Problem to work on: Your task is to copy every line of this material exactly.

Supplied data:
"""

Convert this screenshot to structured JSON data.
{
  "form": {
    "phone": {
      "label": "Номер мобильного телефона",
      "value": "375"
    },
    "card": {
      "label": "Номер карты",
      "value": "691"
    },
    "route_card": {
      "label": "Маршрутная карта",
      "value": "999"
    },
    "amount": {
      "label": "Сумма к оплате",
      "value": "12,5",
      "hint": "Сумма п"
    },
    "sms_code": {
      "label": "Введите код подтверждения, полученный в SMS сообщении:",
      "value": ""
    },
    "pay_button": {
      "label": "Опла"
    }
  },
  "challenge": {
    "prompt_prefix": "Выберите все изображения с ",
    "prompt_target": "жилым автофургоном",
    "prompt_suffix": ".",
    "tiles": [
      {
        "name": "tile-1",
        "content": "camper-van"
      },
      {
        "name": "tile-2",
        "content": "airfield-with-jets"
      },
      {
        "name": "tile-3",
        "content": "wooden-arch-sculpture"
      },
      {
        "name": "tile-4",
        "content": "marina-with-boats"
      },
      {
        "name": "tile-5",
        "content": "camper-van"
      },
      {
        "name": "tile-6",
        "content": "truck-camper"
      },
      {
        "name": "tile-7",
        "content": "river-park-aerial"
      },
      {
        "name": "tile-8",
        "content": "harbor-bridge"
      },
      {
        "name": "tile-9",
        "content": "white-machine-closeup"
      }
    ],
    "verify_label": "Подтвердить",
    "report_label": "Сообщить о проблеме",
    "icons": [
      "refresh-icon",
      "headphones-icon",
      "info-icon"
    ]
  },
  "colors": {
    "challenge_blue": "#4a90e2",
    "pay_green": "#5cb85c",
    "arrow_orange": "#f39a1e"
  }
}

"""

The response:
Convert this screenshot to structured JSON data.
{
  "form": {
    "phone": {
      "label": "Номер мобильного телефона",
      "value": "375"
    },
    "card": {
      "label": "Номер карты",
      "value": "691"
    },
    "route_card": {
      "label": "Маршрутная карта",
      "value": "999"
    },
    "amount": {
      "label": "Сумма к оплате",
      "value": "12,5",
      "hint": "Сумма п"
    },
    "sms_code": {
      "label": "Введите код подтверждения, полученный в SMS сообщении:",
      "value": ""
    },
    "pay_button": {
      "label": "Опла"
    }
  },
  "challenge": {
    "prompt_prefix": "Выберите все изображения с ",
    "prompt_target": "жилым автофургоном",
    "prompt_suffix": ".",
    "tiles": [
      {
        "name": "tile-1",
        "content": "camper-van"
      },
      {
        "name": "tile-2",
        "content": "airfield-with-jets"
      },
      {
        "name": "tile-3",
        "content": "wooden-arch-sculpture"
      },
      {
        "name": "tile-4",
        "content": "marina-with-boats"
      },
      {
        "name": "tile-5",
        "content": "camper-van"
      },
      {
        "name": "tile-6",
        "content": "truck-camper"
      },
      {
        "name": "tile-7",
        "content": "river-park-aerial"
      },
      {
        "name": "tile-8",
        "content": "harbor-bridge"
      },
      {
        "name": "tile-9",
        "content": "white-machine-closeup"
      }
    ],
    "verify_label": "Подтвердить",
    "report_label": "Сообщить о проблеме",
    "icons": [
      "refresh-icon",
      "headphones-icon",
      "info-icon"
    ]
  },
  "colors": {
    "challenge_blue": "#4a90e2",
    "pay_green": "#5cb85c",
    "arrow_orange": "#f39a1e"
  }
}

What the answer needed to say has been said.